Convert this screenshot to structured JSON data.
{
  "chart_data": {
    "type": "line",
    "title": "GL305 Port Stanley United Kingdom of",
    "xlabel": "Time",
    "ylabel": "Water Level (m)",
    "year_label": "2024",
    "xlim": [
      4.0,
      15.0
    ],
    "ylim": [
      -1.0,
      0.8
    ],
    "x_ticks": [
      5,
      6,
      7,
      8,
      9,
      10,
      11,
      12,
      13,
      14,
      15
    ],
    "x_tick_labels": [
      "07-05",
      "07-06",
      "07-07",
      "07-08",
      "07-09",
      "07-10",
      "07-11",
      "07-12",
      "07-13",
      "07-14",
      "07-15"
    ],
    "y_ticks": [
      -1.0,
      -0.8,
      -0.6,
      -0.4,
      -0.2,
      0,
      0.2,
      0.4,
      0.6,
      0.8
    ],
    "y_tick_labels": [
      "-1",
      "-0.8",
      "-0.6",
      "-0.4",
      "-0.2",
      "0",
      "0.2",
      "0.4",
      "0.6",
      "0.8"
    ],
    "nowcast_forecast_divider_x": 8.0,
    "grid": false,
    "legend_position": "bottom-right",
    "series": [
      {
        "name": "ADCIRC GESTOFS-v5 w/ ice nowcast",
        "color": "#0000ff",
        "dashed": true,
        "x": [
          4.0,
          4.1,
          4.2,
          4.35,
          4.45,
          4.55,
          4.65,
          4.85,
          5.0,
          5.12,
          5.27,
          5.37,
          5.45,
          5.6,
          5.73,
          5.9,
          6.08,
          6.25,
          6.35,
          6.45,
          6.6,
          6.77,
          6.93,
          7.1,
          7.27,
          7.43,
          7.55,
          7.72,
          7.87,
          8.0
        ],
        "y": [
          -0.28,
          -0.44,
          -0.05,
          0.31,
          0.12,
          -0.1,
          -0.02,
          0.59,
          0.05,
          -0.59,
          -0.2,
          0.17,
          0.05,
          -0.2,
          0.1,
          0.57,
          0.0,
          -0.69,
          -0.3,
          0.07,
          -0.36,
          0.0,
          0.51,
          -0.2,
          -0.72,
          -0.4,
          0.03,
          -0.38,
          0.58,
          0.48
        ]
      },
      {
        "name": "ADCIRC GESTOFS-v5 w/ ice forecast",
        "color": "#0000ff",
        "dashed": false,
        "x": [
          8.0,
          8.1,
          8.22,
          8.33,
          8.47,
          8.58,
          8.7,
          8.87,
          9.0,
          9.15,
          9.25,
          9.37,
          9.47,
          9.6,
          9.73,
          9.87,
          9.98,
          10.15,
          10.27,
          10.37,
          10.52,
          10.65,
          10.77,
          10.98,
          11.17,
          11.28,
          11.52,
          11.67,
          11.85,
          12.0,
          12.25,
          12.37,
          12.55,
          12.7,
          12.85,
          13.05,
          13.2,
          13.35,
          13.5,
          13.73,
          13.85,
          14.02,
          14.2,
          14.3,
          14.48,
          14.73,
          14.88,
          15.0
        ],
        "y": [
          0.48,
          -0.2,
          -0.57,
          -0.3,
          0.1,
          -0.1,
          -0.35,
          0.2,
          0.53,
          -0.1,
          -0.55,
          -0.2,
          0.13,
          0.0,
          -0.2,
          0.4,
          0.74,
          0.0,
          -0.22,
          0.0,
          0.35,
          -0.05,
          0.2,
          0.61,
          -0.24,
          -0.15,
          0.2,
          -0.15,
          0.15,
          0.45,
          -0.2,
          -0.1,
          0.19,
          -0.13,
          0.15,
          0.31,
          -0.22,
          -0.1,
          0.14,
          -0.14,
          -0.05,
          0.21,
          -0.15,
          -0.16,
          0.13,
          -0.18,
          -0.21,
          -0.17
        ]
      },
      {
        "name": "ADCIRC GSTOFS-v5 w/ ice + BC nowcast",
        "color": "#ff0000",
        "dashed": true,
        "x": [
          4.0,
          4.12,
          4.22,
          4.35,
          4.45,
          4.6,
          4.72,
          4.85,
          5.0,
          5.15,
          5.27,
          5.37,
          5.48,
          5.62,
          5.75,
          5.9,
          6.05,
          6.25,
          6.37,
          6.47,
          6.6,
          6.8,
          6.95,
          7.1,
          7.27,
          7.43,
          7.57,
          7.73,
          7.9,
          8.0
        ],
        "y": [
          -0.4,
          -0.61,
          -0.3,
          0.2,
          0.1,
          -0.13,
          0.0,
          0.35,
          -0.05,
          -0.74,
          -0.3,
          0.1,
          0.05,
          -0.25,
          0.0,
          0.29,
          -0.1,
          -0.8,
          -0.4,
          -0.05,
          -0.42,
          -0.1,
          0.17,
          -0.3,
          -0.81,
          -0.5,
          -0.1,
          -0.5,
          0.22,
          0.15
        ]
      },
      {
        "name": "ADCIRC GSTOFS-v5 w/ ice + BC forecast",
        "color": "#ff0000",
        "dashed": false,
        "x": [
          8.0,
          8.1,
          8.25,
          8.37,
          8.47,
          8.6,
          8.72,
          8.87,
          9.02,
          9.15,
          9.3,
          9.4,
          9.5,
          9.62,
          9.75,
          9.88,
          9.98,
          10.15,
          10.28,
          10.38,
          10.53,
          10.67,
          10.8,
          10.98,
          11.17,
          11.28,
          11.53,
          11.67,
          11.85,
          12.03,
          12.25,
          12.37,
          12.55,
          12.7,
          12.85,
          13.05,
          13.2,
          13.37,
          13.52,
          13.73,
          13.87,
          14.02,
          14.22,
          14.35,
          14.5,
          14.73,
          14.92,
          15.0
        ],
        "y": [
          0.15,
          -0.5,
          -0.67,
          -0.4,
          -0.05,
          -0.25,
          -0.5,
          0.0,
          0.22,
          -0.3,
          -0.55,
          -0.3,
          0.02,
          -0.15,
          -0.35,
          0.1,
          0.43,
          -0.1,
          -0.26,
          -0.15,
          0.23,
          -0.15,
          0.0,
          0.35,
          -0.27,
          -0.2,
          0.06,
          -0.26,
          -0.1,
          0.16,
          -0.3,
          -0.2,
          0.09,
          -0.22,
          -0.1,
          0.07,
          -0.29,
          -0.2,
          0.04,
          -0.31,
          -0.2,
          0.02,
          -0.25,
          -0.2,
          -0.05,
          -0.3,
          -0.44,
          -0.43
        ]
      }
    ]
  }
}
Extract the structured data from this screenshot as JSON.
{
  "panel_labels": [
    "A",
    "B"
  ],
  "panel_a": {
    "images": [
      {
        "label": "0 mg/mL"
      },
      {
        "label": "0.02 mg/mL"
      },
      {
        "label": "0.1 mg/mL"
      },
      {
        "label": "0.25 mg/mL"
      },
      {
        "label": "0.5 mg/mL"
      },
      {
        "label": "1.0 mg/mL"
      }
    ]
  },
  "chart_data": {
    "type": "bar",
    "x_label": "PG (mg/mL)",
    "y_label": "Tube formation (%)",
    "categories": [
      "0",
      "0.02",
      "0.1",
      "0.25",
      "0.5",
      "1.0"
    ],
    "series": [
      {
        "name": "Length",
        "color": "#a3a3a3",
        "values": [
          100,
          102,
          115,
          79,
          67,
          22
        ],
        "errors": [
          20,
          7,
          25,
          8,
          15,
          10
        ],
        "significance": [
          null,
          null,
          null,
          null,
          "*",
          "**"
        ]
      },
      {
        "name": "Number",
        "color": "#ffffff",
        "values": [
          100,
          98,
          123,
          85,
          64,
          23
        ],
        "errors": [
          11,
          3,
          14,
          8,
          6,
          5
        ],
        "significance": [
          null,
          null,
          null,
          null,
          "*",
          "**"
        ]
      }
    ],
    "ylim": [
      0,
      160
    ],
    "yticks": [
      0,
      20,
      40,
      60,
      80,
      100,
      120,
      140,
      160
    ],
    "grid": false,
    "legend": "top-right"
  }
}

## What to work on
State how many lines of the records above contain the word "ADCIRC", and give only that number.

## Complete answer
4